--- BEGIN ---
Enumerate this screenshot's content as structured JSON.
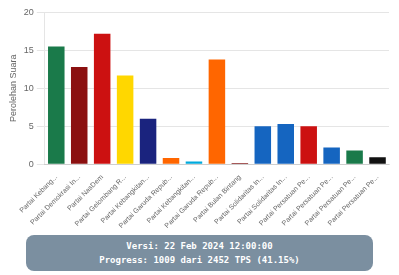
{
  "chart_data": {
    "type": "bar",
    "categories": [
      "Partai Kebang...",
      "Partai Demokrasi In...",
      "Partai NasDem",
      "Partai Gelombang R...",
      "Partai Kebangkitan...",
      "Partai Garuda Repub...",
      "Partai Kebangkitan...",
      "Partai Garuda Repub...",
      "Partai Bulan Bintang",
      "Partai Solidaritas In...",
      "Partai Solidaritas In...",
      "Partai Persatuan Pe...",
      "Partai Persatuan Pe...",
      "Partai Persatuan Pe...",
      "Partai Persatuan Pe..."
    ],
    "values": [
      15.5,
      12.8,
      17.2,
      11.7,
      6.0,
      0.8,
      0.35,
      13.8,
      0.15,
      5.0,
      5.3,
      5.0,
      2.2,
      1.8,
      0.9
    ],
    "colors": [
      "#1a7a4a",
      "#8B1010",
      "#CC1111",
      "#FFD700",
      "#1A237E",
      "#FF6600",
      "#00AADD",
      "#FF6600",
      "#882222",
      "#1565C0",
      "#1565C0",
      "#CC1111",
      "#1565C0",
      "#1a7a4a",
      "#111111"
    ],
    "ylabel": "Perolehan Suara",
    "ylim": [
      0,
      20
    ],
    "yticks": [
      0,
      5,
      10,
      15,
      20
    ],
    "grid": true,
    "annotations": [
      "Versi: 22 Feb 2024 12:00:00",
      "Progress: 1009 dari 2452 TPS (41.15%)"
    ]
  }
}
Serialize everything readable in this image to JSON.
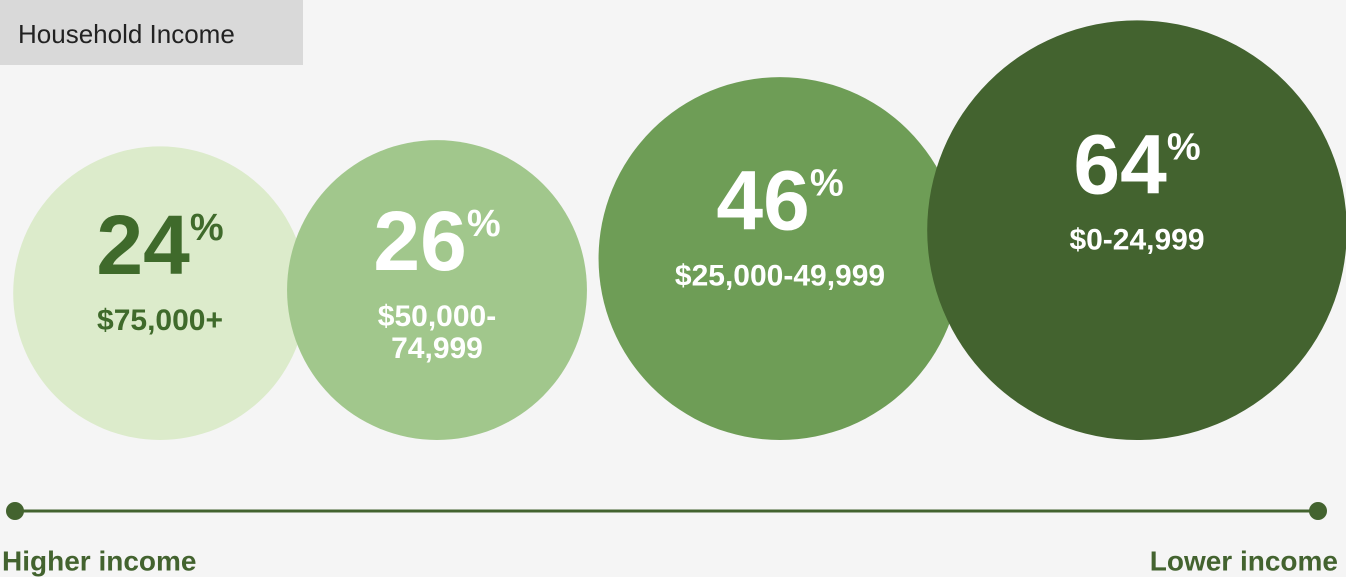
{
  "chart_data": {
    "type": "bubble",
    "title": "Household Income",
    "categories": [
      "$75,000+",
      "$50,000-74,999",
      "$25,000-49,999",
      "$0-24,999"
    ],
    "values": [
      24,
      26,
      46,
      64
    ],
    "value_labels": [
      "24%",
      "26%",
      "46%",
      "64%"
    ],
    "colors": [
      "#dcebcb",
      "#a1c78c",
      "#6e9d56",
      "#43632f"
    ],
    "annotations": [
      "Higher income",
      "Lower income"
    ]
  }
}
--- END ---
- YOUR INSTRUCTIONS
Write out the records above once more, word for word, with no pictures.

- FULL SOLUTION
Enumerate this screenshot's content as structured JSON.
{
  "chart_data": {
    "type": "bar",
    "categories": [
      "Partai Kebang...",
      "Partai Demokrasi In...",
      "Partai NasDem",
      "Partai Gelombang R...",
      "Partai Kebangkitan...",
      "Partai Garuda Repub...",
      "Partai Kebangkitan...",
      "Partai Garuda Repub...",
      "Partai Bulan Bintang",
      "Partai Solidaritas In...",
      "Partai Solidaritas In...",
      "Partai Persatuan Pe...",
      "Partai Persatuan Pe...",
      "Partai Persatuan Pe...",
      "Partai Persatuan Pe..."
    ],
    "values": [
      15.5,
      12.8,
      17.2,
      11.7,
      6.0,
      0.8,
      0.35,
      13.8,
      0.15,
      5.0,
      5.3,
      5.0,
      2.2,
      1.8,
      0.9
    ],
    "colors": [
      "#1a7a4a",
      "#8B1010",
      "#CC1111",
      "#FFD700",
      "#1A237E",
      "#FF6600",
      "#00AADD",
      "#FF6600",
      "#882222",
      "#1565C0",
      "#1565C0",
      "#CC1111",
      "#1565C0",
      "#1a7a4a",
      "#111111"
    ],
    "ylabel": "Perolehan Suara",
    "ylim": [
      0,
      20
    ],
    "yticks": [
      0,
      5,
      10,
      15,
      20
    ],
    "grid": true,
    "annotations": [
      "Versi: 22 Feb 2024 12:00:00",
      "Progress: 1009 dari 2452 TPS (41.15%)"
    ]
  }
}
Serialize everything readable in this image to JSON.
{
  "chart_data": {
    "type": "bubble",
    "title": "Household Income",
    "categories": [
      "$75,000+",
      "$50,000-74,999",
      "$25,000-49,999",
      "$0-24,999"
    ],
    "values": [
      24,
      26,
      46,
      64
    ],
    "value_labels": [
      "24%",
      "26%",
      "46%",
      "64%"
    ],
    "colors": [
      "#dcebcb",
      "#a1c78c",
      "#6e9d56",
      "#43632f"
    ],
    "annotations": [
      "Higher income",
      "Lower income"
    ]
  }
}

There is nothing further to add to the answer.